= STUDY TEXT =
+ + + +

Feeds:
Posts
Comments

Posts Tagged ‘letters’

Postwatchletters

A couple of months ago, I pulled out some letters from my genealogy archives to read. Apparently, I missed putting one of them back and found it on the table about a week later. It was written by Dorothy Welch (my second cousin once removed) to her aunt (my great-grandmother) Martha Stern Wilt Clawson.

July 19, 1922
113 E. Ave 58
Los Angeles, Calif.
Dear Aunt Martha,
I received your letter and was certainly glad to hear from you.
Some Muncie people by the name of Cites came out here the other day to visit her brother
who is a friend of ours. They brought word to us from my grand daddy Welch.
I am awfully sorry to hear that Nellie is sick again. I wish she could come out to Los Angeles
if she has to come “west.”
I haven’t heard from Uncle Ralph since March either. I’ve wrote several letters to see what
was the matter but I never got a answer.
I bet Vesta’s children are cute I certainly would like to see them.
Leonore is studying her spelling now so she will pass in her grades next term.
What grade is Clifford in at school?
Well I must close this time with love,
Dorothy

The first thing that stood out for me was the date of the letter – 1922. My mother always said that she didn’t meet her grandmother until she was an adult so I assumed that Grandma Clawson had moved west before my mom was born – the fall of 1921. I really think she meant that she didn’t remember her because my mom and her family moved to the Dayton, Ohio area in 1922.  I looked up Grandma Clawson’s address on Google and the street scene shows a parking lot now at 31 W 12th Street in Anderson, Indiana. There’s a church nearby so I wonder if the house was torn down since 1922. It would have been interesting if it had still been standing.

The “grand daddy Welch” that Dorothy mentions would be Americas C. Welch. A.C. Welch married Sarah C Buzzard in 1875 in Huntington, Indiana (according to the database: “Indiana Marriages, 1811-1959″ index on FamilySearch.org). A.C. and Sarah were the parents of Dorothy’s father, George Welch.

Nellie was my grandmother’s younger sister. She was 20 years old at the time of this letter and had been diagnosed with asthma. I had been told by my mother that due to her illness, it was necessary for her to move to the western United States.  She ended up moving to the Oregon/Washington area and lived most of her adult life in Washington.

The “Uncle Ralph” that Dorothy is referring to is her mother’s brother, Ralph Clawson, and my grandmother’s cousin. He was enumerated in the 1920 Census as living in Watertown, Massachusetts in the George C Shattuck household. I know Ralph had gone in the Navy  and he would have been about 24 years old in 1922 when Dorothy was trying to reach him. In June 1923 Ralph married Olive Sundberg in Chicago, Illinois.

Vesta would be my maternal grandmother (Vesta C Johnson nee Wilt). She and my grandfather had already bore three children, my Uncle Glen R Johnson, Jr., my aunt Genevieve V Johnson, and my mom Mary H Johnson.

Leonore was Dorothy’s younger sister. At the time of this letter, Dorothy was age 16. Leonore was probably close to nine.

Clifford, my grandmother’s youngest brother, was born April 20, 1906 making him a little over 16 when Dorothy wrote this letter. The 1940 US Census shows that Clifford only completed the first year of high school (generally 9th grade) – so he was not attending school any longer. If he had remained in school, he would probably have been going into his sophomore year when school began that fall.

+ + + +

= RECORDS PROVIDED =
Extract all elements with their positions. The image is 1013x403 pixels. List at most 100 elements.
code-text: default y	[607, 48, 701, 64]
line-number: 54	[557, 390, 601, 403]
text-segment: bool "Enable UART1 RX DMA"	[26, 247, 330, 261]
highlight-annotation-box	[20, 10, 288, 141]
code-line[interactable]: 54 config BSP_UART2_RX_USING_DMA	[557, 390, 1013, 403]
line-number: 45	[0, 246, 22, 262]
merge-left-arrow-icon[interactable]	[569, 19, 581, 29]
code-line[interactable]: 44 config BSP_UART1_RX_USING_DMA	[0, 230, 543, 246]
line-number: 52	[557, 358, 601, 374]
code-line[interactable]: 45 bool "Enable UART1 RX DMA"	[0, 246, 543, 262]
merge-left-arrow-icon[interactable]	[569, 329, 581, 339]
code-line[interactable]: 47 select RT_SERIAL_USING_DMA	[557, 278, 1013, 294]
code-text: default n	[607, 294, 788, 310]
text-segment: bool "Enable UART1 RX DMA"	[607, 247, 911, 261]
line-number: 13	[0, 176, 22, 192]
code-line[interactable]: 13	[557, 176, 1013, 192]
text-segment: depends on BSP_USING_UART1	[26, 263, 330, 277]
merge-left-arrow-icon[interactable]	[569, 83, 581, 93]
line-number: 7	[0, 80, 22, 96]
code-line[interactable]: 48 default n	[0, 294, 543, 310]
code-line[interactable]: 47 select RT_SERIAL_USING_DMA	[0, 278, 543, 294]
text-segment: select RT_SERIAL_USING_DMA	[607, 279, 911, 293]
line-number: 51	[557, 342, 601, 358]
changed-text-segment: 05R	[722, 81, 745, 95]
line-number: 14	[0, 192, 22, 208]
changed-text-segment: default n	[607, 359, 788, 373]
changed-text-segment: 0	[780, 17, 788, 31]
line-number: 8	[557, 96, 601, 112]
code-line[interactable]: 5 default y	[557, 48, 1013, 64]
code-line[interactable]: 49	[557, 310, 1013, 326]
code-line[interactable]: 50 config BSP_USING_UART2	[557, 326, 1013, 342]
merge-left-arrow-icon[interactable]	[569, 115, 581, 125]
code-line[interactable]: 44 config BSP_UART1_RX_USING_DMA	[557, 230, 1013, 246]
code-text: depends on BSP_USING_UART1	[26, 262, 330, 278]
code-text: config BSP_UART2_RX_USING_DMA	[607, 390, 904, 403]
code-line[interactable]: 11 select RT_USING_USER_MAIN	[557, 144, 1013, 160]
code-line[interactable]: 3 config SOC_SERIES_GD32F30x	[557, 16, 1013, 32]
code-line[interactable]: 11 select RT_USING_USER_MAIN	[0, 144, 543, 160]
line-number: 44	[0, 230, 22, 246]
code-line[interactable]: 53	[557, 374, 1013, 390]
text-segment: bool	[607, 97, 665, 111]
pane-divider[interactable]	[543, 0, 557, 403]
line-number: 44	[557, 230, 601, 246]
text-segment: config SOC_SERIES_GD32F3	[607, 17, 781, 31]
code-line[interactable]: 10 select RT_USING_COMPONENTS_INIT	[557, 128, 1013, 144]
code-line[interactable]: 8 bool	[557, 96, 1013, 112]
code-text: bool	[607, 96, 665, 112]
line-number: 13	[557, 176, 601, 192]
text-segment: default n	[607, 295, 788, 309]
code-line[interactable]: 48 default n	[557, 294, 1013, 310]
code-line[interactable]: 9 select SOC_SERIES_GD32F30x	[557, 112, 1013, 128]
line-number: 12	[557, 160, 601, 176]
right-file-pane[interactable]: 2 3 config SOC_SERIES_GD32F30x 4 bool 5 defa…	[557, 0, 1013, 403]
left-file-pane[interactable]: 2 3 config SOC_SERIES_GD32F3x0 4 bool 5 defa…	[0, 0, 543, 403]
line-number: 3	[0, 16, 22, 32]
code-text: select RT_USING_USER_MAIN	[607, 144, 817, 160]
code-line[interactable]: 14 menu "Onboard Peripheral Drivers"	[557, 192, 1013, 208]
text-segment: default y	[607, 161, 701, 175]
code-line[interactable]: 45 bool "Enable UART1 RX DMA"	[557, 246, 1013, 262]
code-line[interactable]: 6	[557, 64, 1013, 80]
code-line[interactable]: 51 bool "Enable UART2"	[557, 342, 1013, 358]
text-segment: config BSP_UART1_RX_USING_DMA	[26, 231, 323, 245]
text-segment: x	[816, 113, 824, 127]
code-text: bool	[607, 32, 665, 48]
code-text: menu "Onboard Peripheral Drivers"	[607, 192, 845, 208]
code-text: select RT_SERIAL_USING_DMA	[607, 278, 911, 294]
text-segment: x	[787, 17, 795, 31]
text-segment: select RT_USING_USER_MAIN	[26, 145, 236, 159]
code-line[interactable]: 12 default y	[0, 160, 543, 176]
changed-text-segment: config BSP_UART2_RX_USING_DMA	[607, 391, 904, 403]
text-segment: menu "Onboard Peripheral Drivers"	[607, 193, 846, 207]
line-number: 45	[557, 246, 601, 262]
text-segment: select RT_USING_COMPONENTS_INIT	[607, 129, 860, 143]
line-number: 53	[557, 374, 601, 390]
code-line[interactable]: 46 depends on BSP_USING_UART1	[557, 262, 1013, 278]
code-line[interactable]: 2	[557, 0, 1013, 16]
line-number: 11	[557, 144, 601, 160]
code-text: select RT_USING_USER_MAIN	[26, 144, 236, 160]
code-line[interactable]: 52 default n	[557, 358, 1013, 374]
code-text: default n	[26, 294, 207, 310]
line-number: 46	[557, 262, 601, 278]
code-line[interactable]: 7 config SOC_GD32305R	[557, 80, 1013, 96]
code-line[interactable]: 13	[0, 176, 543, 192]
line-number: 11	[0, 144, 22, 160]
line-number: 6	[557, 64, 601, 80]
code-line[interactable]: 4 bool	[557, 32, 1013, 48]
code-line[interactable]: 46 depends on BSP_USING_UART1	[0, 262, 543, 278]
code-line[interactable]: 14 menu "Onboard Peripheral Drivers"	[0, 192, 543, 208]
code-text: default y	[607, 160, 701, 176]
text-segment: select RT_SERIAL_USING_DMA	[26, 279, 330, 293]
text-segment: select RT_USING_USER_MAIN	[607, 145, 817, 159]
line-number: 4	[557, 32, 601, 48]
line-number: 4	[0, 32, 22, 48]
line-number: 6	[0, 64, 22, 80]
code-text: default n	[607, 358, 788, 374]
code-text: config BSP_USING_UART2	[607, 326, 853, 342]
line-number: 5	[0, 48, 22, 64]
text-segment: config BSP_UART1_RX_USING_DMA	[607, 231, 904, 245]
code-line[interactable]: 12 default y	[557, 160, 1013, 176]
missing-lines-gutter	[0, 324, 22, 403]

+ + + +

= WHAT THE TASK REQUIRES =
Write out the genealogy post word for word, starting at "The first thing" and ending at "still been standing.".

= WRITTEN RESPONSE =
The first thing that stood out for me was the date of the letter – 1922. My mother always said that she didn’t meet her grandmother until she was an adult so I assumed that Grandma Clawson had moved west before my mom was born – the fall of 1921. I really think she meant that she didn’t remember her because my mom and her family moved to the Dayton, Ohio area in 1922.  I looked up Grandma Clawson’s address on Google and the street scene shows a parking lot now at 31 W 12th Street in Anderson, Indiana. There’s a church nearby so I wonder if the house was torn down since 1922. It would have been interesting if it had still been standing.